Given records:
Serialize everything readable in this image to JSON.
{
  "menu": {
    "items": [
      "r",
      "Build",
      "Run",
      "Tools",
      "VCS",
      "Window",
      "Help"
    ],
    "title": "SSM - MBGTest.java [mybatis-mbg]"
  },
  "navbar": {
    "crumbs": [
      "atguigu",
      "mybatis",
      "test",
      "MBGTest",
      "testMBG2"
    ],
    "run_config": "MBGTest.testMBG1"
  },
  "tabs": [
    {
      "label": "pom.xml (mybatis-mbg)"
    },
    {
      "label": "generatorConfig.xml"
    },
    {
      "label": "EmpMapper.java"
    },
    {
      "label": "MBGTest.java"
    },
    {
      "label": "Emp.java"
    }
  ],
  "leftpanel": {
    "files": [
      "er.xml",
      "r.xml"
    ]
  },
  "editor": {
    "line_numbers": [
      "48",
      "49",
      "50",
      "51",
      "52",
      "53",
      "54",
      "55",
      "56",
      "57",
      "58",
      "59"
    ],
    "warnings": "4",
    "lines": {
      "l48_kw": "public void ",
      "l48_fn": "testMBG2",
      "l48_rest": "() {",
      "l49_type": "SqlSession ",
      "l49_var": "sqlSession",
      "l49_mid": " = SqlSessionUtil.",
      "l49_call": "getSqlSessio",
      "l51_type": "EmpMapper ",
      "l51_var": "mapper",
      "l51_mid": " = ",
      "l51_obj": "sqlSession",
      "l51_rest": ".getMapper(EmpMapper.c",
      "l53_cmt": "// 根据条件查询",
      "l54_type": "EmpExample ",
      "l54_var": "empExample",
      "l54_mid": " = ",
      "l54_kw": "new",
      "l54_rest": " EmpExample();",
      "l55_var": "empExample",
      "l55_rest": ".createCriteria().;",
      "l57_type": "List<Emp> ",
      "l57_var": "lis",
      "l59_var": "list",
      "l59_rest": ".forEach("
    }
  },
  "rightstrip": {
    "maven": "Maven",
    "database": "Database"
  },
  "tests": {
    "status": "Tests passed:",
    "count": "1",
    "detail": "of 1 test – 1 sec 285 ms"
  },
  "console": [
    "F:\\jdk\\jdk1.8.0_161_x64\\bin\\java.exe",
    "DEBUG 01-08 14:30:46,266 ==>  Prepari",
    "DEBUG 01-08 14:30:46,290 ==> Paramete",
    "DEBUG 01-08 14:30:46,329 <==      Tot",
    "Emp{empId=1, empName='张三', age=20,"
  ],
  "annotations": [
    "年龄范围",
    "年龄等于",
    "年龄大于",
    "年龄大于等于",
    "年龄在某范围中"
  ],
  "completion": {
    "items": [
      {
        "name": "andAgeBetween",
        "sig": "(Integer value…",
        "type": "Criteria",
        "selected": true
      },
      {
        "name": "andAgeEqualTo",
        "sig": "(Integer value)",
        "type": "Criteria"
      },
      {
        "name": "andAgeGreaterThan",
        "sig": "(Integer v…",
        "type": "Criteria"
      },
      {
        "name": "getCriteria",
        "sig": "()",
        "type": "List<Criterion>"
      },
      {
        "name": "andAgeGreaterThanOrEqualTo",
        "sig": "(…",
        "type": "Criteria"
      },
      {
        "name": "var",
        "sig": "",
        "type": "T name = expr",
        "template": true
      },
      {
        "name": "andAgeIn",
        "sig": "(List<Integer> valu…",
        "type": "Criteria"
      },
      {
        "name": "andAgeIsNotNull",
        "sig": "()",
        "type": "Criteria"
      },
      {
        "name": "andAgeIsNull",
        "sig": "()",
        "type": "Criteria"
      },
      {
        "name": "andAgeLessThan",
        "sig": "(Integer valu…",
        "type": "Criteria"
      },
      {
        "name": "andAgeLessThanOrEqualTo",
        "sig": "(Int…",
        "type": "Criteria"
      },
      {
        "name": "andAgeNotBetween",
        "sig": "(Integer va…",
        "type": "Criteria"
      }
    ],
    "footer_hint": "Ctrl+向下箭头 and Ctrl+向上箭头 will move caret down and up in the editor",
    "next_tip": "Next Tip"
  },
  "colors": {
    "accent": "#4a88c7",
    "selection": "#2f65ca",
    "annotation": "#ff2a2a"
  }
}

What you will do:
Identify every line above that includes the word "value", and show those lines.

Answer to this problem:
        "sig": "(Integer value…",
        "sig": "(Integer value)",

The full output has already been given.